=== What to produce ===
Set down the records once more, please, exactly and with the pictures left out.

=== Dataset ===
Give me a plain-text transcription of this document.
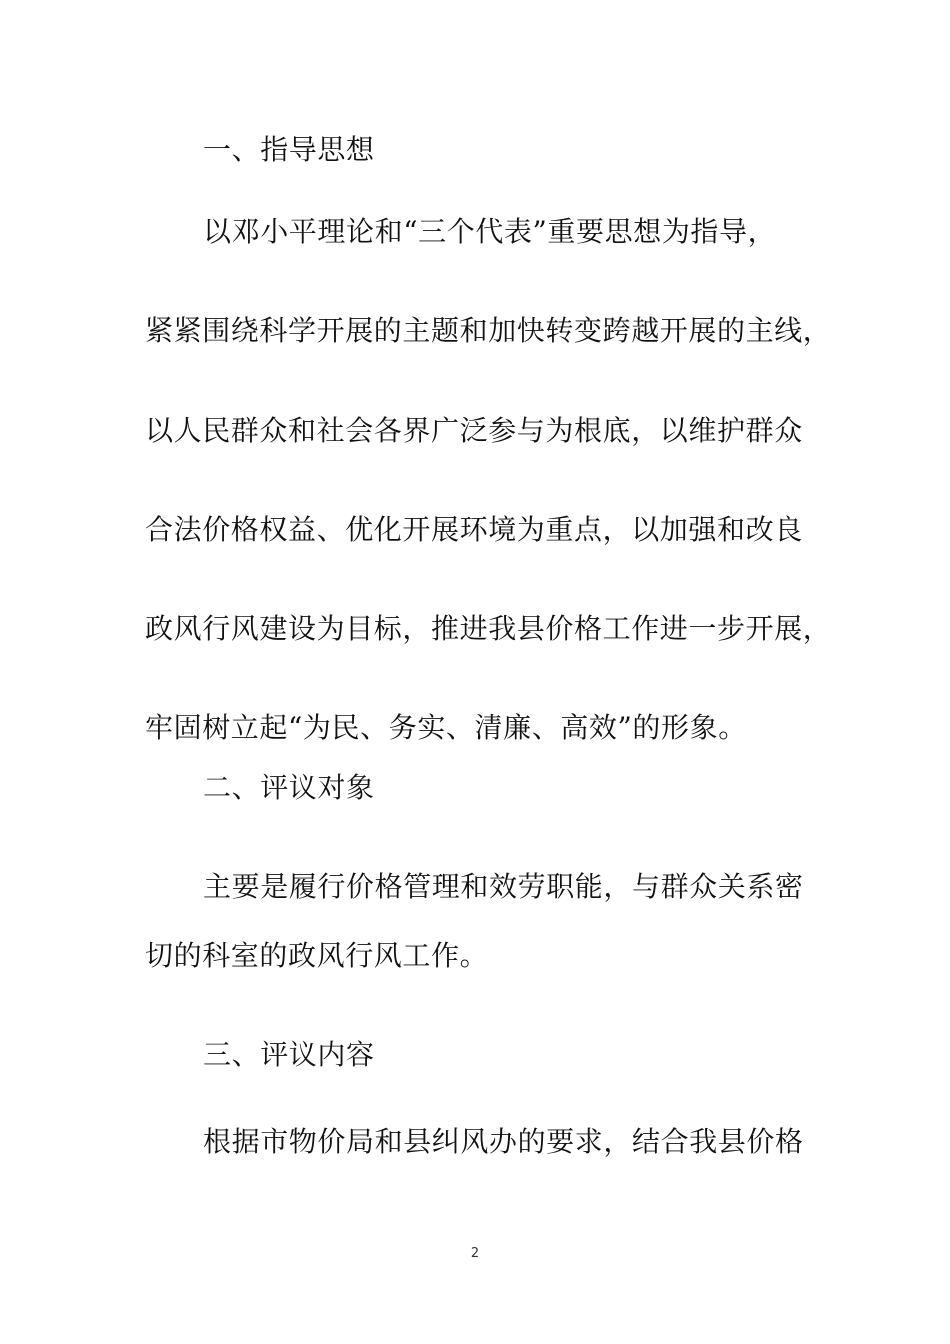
一、指导思想
以邓小平理论和“三个代表”重要思想为指导，
紧紧围绕科学开展的主题和加快转变跨越开展的主线，
以人民群众和社会各界广泛参与为根底，以维护群众
合法价格权益、优化开展环境为重点，以加强和改良
政风行风建设为目标，推进我县价格工作进一步开展，
牢固树立起“为民、务实、清廉、高效”的形象。
二、评议对象
主要是履行价格管理和效劳职能，与群众关系密
切的科室的政风行风工作。
三、评议内容
根据市物价局和县纠风办的要求，结合我县价格
2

=== Answer to the task ===
Give me a plain-text transcription of this document.
一、指导思想
以邓小平理论和“三个代表”重要思想为指导，
紧紧围绕科学开展的主题和加快转变跨越开展的主线，
以人民群众和社会各界广泛参与为根底，以维护群众
合法价格权益、优化开展环境为重点，以加强和改良
政风行风建设为目标，推进我县价格工作进一步开展，
牢固树立起“为民、务实、清廉、高效”的形象。
二、评议对象
主要是履行价格管理和效劳职能，与群众关系密
切的科室的政风行风工作。
三、评议内容
根据市物价局和县纠风办的要求，结合我县价格
2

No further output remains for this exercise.